## DESCRIPTION OF THE TASK
Using the data below, copy every line that contains the word "PŘEHLED".

-- START OF RECORD SET --

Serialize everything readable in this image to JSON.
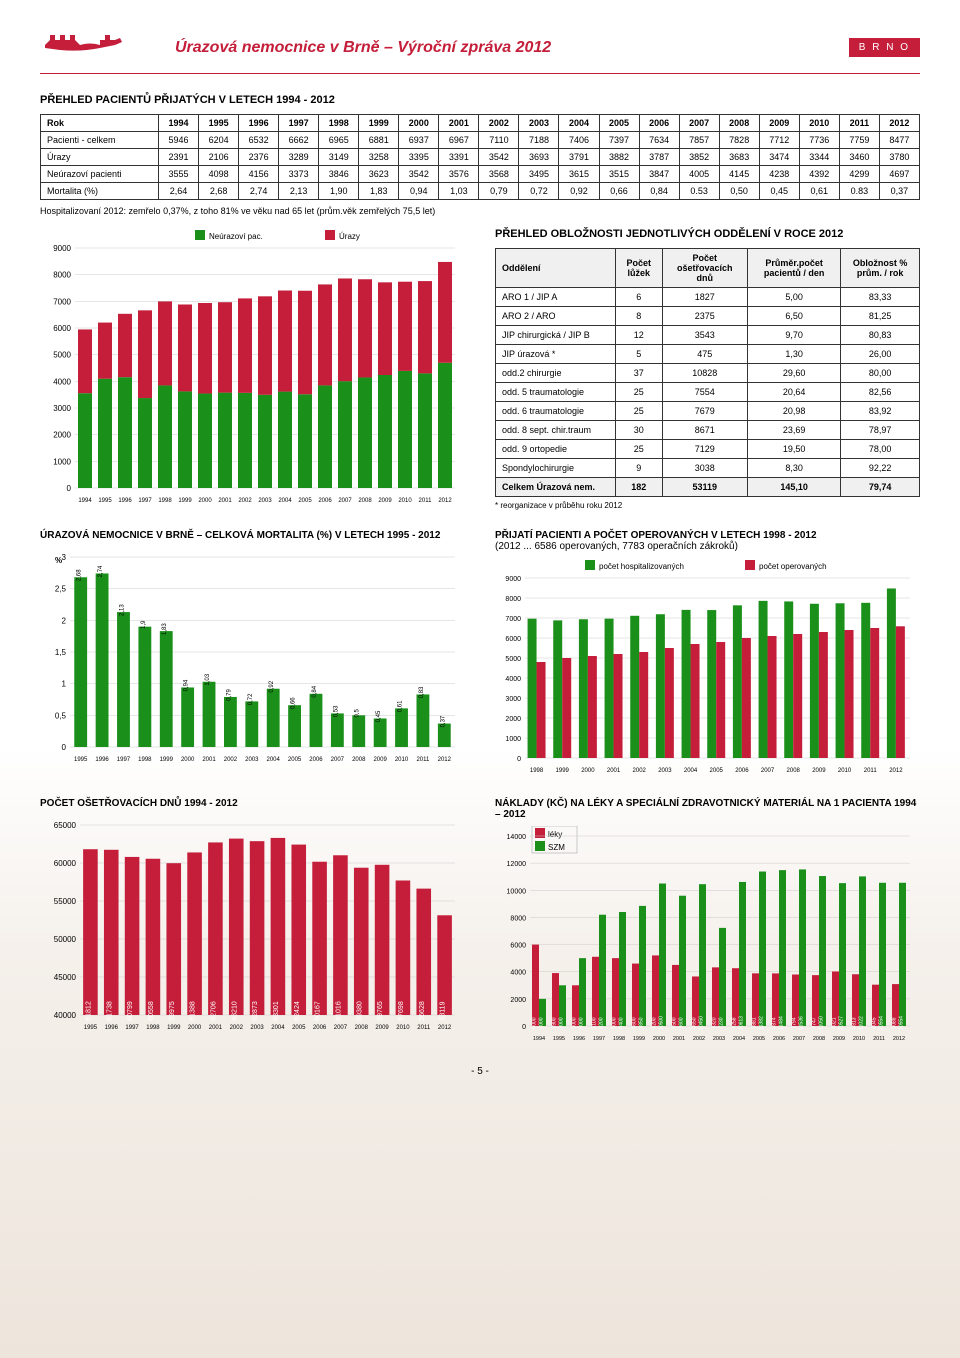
{
  "header": {
    "title": "Úrazová nemocnice v Brně – Výroční zpráva 2012",
    "badge": "B R N O"
  },
  "section1": {
    "title": "PŘEHLED PACIENTŮ PŘIJATÝCH V LETECH 1994 - 2012",
    "years": [
      1994,
      1995,
      1996,
      1997,
      1998,
      1999,
      2000,
      2001,
      2002,
      2003,
      2004,
      2005,
      2006,
      2007,
      2008,
      2009,
      2010,
      2011,
      2012
    ],
    "rows": [
      {
        "label": "Rok"
      },
      {
        "label": "Pacienti - celkem",
        "vals": [
          5946,
          6204,
          6532,
          6662,
          6965,
          6881,
          6937,
          6967,
          7110,
          7188,
          7406,
          7397,
          7634,
          7857,
          7828,
          7712,
          7736,
          7759,
          8477
        ]
      },
      {
        "label": "Úrazy",
        "vals": [
          2391,
          2106,
          2376,
          3289,
          3149,
          3258,
          3395,
          3391,
          3542,
          3693,
          3791,
          3882,
          3787,
          3852,
          3683,
          3474,
          3344,
          3460,
          3780
        ]
      },
      {
        "label": "Neúrazoví pacienti",
        "vals": [
          3555,
          4098,
          4156,
          3373,
          3846,
          3623,
          3542,
          3576,
          3568,
          3495,
          3615,
          3515,
          3847,
          4005,
          4145,
          4238,
          4392,
          4299,
          4697
        ]
      },
      {
        "label": "Mortalita (%)",
        "vals": [
          "2,64",
          "2,68",
          "2,74",
          "2,13",
          "1,90",
          "1,83",
          "0,94",
          "1,03",
          "0,79",
          "0,72",
          "0,92",
          "0,66",
          "0,84",
          "0.53",
          "0,50",
          "0,45",
          "0,61",
          "0.83",
          "0,37"
        ]
      }
    ],
    "note": "Hospitalizovaní 2012: zemřelo 0,37%, z toho 81% ve věku nad 65 let (prům.věk zemřelých 75,5 let)"
  },
  "chart1": {
    "type": "stacked-bar",
    "ymax": 9000,
    "ystep": 1000,
    "legend": [
      {
        "label": "Neúrazoví pac.",
        "color": "#1a8f1a"
      },
      {
        "label": "Úrazy",
        "color": "#c41e3a"
      }
    ],
    "years": [
      1994,
      1995,
      1996,
      1997,
      1998,
      1999,
      2000,
      2001,
      2002,
      2003,
      2004,
      2005,
      2006,
      2007,
      2008,
      2009,
      2010,
      2011,
      2012
    ],
    "series1": [
      3555,
      4098,
      4156,
      3373,
      3846,
      3623,
      3542,
      3576,
      3568,
      3495,
      3615,
      3515,
      3847,
      4005,
      4145,
      4238,
      4392,
      4299,
      4697
    ],
    "series2": [
      2391,
      2106,
      2376,
      3289,
      3149,
      3258,
      3395,
      3391,
      3542,
      3693,
      3791,
      3882,
      3787,
      3852,
      3683,
      3474,
      3344,
      3460,
      3780
    ],
    "bg": "#fff",
    "grid": "#ccc",
    "text": "#000"
  },
  "section2": {
    "title": "PŘEHLED OBLOŽNOSTI JEDNOTLIVÝCH ODDĚLENÍ V ROCE 2012",
    "headers": [
      "Oddělení",
      "Počet lůžek",
      "Počet ošetřovacích dnů",
      "Průměr.počet pacientů / den",
      "Obložnost % prům. / rok"
    ],
    "rows": [
      [
        "ARO 1 / JIP A",
        "6",
        "1827",
        "5,00",
        "83,33"
      ],
      [
        "ARO 2 / ARO",
        "8",
        "2375",
        "6,50",
        "81,25"
      ],
      [
        "JIP chirurgická / JIP B",
        "12",
        "3543",
        "9,70",
        "80,83"
      ],
      [
        "JIP úrazová *",
        "5",
        "475",
        "1,30",
        "26,00"
      ],
      [
        "odd.2 chirurgie",
        "37",
        "10828",
        "29,60",
        "80,00"
      ],
      [
        "odd. 5 traumatologie",
        "25",
        "7554",
        "20,64",
        "82,56"
      ],
      [
        "odd. 6 traumatologie",
        "25",
        "7679",
        "20,98",
        "83,92"
      ],
      [
        "odd. 8 sept. chir.traum",
        "30",
        "8671",
        "23,69",
        "78,97"
      ],
      [
        "odd. 9 ortopedie",
        "25",
        "7129",
        "19,50",
        "78,00"
      ],
      [
        "Spondylochirurgie",
        "9",
        "3038",
        "8,30",
        "92,22"
      ]
    ],
    "total": [
      "Celkem Úrazová nem.",
      "182",
      "53119",
      "145,10",
      "79,74"
    ],
    "footnote": "* reorganizace v průběhu roku 2012"
  },
  "chart2": {
    "title": "ÚRAZOVÁ NEMOCNICE V BRNĚ – CELKOVÁ MORTALITA (%) V LETECH 1995 - 2012",
    "type": "bar",
    "ymax": 3,
    "ystep": 0.5,
    "ylabel": "%",
    "years": [
      1995,
      1996,
      1997,
      1998,
      1999,
      2000,
      2001,
      2002,
      2003,
      2004,
      2005,
      2006,
      2007,
      2008,
      2009,
      2010,
      2011,
      2012
    ],
    "values": [
      2.68,
      2.74,
      2.13,
      1.9,
      1.83,
      0.94,
      1.03,
      0.79,
      0.72,
      0.92,
      0.66,
      0.84,
      0.53,
      0.5,
      0.45,
      0.61,
      0.83,
      0.37
    ],
    "labels": [
      "2,68",
      "2,74",
      "2,13",
      "1,9",
      "1,83",
      "0,94",
      "1,03",
      "0,79",
      "0,72",
      "0,92",
      "0,66",
      "0,84",
      "0,53",
      "0,5",
      "0,45",
      "0,61",
      "0,83",
      "0,37"
    ],
    "color": "#1a8f1a",
    "bg": "#fff",
    "grid": "#ccc"
  },
  "chart3": {
    "title": "PŘIJATÍ PACIENTI A POČET OPEROVANÝCH V LETECH 1998 - 2012",
    "subtitle": "(2012 ... 6586 operovaných, 7783 operačních zákroků)",
    "type": "grouped-bar",
    "ymax": 9000,
    "ystep": 1000,
    "legend": [
      {
        "label": "počet hospitalizovaných",
        "color": "#1a8f1a"
      },
      {
        "label": "počet operovaných",
        "color": "#c41e3a"
      }
    ],
    "years": [
      1998,
      1999,
      2000,
      2001,
      2002,
      2003,
      2004,
      2005,
      2006,
      2007,
      2008,
      2009,
      2010,
      2011,
      2012
    ],
    "s1": [
      6965,
      6881,
      6937,
      6967,
      7110,
      7188,
      7406,
      7397,
      7634,
      7857,
      7828,
      7712,
      7736,
      7759,
      8477
    ],
    "s2": [
      4800,
      5000,
      5100,
      5200,
      5300,
      5500,
      5700,
      5800,
      6000,
      6100,
      6200,
      6300,
      6400,
      6500,
      6586
    ],
    "bg": "#fff",
    "grid": "#ccc"
  },
  "chart4": {
    "title": "POČET OŠETŘOVACÍCH DNŮ 1994 - 2012",
    "type": "bar",
    "ymin": 40000,
    "ymax": 65000,
    "ystep": 5000,
    "years": [
      1995,
      1996,
      1997,
      1998,
      1999,
      2000,
      2001,
      2002,
      2003,
      2004,
      2005,
      2006,
      2007,
      2008,
      2009,
      2010,
      2011,
      2012
    ],
    "values": [
      61812,
      61738,
      60799,
      60558,
      59975,
      61388,
      62706,
      63210,
      62873,
      63301,
      62424,
      60167,
      61016,
      59380,
      59765,
      57698,
      56628,
      53119
    ],
    "color": "#c41e3a",
    "bg": "#fff",
    "grid": "#ccc"
  },
  "chart5": {
    "title": "NÁKLADY (KČ) NA LÉKY A SPECIÁLNÍ ZDRAVOTNICKÝ MATERIÁL NA 1 PACIENTA 1994 – 2012",
    "type": "grouped-bar",
    "ymax": 14000,
    "ystep": 2000,
    "legend": [
      {
        "label": "léky",
        "color": "#c41e3a"
      },
      {
        "label": "SZM",
        "color": "#1a8f1a"
      }
    ],
    "years": [
      1994,
      1995,
      1996,
      1997,
      1998,
      1999,
      2000,
      2001,
      2002,
      2003,
      2004,
      2005,
      2006,
      2007,
      2008,
      2009,
      2010,
      2011,
      2012
    ],
    "s1": [
      6000,
      3900,
      3000,
      5100,
      5000,
      4600,
      5200,
      4500,
      3650,
      4320,
      4258,
      3881,
      3874,
      3794,
      3747,
      4021,
      3813,
      3045,
      3088
    ],
    "s2": [
      2000,
      3000,
      5000,
      8200,
      8400,
      8850,
      10500,
      9600,
      10450,
      7230,
      10613,
      11382,
      11484,
      11536,
      11050,
      10527,
      11022,
      10554,
      10554
    ],
    "lastval": [
      3446,
      10122
    ],
    "bg": "#fff",
    "grid": "#ccc"
  },
  "pagenum": "- 5 -"
}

-- END OF RECORD SET --

## EXERCISE ANSWER
    "title": "PŘEHLED PACIENTŮ PŘIJATÝCH V LETECH 1994 - 2012",
    "title": "PŘEHLED OBLOŽNOSTI JEDNOTLIVÝCH ODDĚLENÍ V ROCE 2012",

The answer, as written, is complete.